* Material provided:
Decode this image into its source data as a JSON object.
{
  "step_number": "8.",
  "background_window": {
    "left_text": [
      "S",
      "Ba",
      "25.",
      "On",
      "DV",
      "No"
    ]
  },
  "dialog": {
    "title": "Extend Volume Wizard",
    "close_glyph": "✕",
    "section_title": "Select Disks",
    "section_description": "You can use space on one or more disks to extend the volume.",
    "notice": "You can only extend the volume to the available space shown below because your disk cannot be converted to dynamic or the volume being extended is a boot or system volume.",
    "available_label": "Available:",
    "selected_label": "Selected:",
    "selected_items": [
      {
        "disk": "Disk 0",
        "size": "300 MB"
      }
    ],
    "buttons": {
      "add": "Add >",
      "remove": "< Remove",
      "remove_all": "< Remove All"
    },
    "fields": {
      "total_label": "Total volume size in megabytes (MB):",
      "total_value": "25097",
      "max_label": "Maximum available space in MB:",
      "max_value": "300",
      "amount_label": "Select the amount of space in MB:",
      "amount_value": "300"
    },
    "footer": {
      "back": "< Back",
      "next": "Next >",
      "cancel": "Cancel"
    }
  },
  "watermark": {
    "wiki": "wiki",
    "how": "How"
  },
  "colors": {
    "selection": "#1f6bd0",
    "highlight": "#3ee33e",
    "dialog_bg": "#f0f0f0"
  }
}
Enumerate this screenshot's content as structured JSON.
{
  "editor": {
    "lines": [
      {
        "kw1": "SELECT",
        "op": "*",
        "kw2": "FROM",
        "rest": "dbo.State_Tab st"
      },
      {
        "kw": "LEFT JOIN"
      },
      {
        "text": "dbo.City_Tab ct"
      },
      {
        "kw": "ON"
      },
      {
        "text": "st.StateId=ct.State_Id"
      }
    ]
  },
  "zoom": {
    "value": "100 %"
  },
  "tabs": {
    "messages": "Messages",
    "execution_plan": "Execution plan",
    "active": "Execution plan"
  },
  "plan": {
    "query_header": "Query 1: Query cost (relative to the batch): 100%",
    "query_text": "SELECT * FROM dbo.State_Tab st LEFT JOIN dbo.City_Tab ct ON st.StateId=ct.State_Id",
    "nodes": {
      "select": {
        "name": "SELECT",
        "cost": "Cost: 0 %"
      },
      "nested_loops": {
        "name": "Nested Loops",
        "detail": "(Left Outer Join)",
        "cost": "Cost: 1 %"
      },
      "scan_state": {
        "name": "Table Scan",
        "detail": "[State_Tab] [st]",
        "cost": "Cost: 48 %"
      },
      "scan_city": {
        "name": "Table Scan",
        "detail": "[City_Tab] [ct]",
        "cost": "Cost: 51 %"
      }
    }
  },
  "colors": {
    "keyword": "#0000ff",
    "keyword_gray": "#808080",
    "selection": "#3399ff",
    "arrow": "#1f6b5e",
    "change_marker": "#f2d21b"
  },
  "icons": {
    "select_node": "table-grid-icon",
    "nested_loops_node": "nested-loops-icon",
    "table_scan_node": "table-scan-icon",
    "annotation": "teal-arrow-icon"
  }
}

* Do this: From the data above, extract every line in its exact form.

* Output below:
Decode this image into its source data as a JSON object.
{
  "step_number": "8.",
  "background_window": {
    "left_text": [
      "S",
      "Ba",
      "25.",
      "On",
      "DV",
      "No"
    ]
  },
  "dialog": {
    "title": "Extend Volume Wizard",
    "close_glyph": "✕",
    "section_title": "Select Disks",
    "section_description": "You can use space on one or more disks to extend the volume.",
    "notice": "You can only extend the volume to the available space shown below because your disk cannot be converted to dynamic or the volume being extended is a boot or system volume.",
    "available_label": "Available:",
    "selected_label": "Selected:",
    "selected_items": [
      {
        "disk": "Disk 0",
        "size": "300 MB"
      }
    ],
    "buttons": {
      "add": "Add >",
      "remove": "< Remove",
      "remove_all": "< Remove All"
    },
    "fields": {
      "total_label": "Total volume size in megabytes (MB):",
      "total_value": "25097",
      "max_label": "Maximum available space in MB:",
      "max_value": "300",
      "amount_label": "Select the amount of space in MB:",
      "amount_value": "300"
    },
    "footer": {
      "back": "< Back",
      "next": "Next >",
      "cancel": "Cancel"
    }
  },
  "watermark": {
    "wiki": "wiki",
    "how": "How"
  },
  "colors": {
    "selection": "#1f6bd0",
    "highlight": "#3ee33e",
    "dialog_bg": "#f0f0f0"
  }
}
Enumerate this screenshot's content as structured JSON.
{
  "editor": {
    "lines": [
      {
        "kw1": "SELECT",
        "op": "*",
        "kw2": "FROM",
        "rest": "dbo.State_Tab st"
      },
      {
        "kw": "LEFT JOIN"
      },
      {
        "text": "dbo.City_Tab ct"
      },
      {
        "kw": "ON"
      },
      {
        "text": "st.StateId=ct.State_Id"
      }
    ]
  },
  "zoom": {
    "value": "100 %"
  },
  "tabs": {
    "messages": "Messages",
    "execution_plan": "Execution plan",
    "active": "Execution plan"
  },
  "plan": {
    "query_header": "Query 1: Query cost (relative to the batch): 100%",
    "query_text": "SELECT * FROM dbo.State_Tab st LEFT JOIN dbo.City_Tab ct ON st.StateId=ct.State_Id",
    "nodes": {
      "select": {
        "name": "SELECT",
        "cost": "Cost: 0 %"
      },
      "nested_loops": {
        "name": "Nested Loops",
        "detail": "(Left Outer Join)",
        "cost": "Cost: 1 %"
      },
      "scan_state": {
        "name": "Table Scan",
        "detail": "[State_Tab] [st]",
        "cost": "Cost: 48 %"
      },
      "scan_city": {
        "name": "Table Scan",
        "detail": "[City_Tab] [ct]",
        "cost": "Cost: 51 %"
      }
    }
  },
  "colors": {
    "keyword": "#0000ff",
    "keyword_gray": "#808080",
    "selection": "#3399ff",
    "arrow": "#1f6b5e",
    "change_marker": "#f2d21b"
  },
  "icons": {
    "select_node": "table-grid-icon",
    "nested_loops_node": "nested-loops-icon",
    "table_scan_node": "table-scan-icon",
    "annotation": "teal-arrow-icon"
  }
}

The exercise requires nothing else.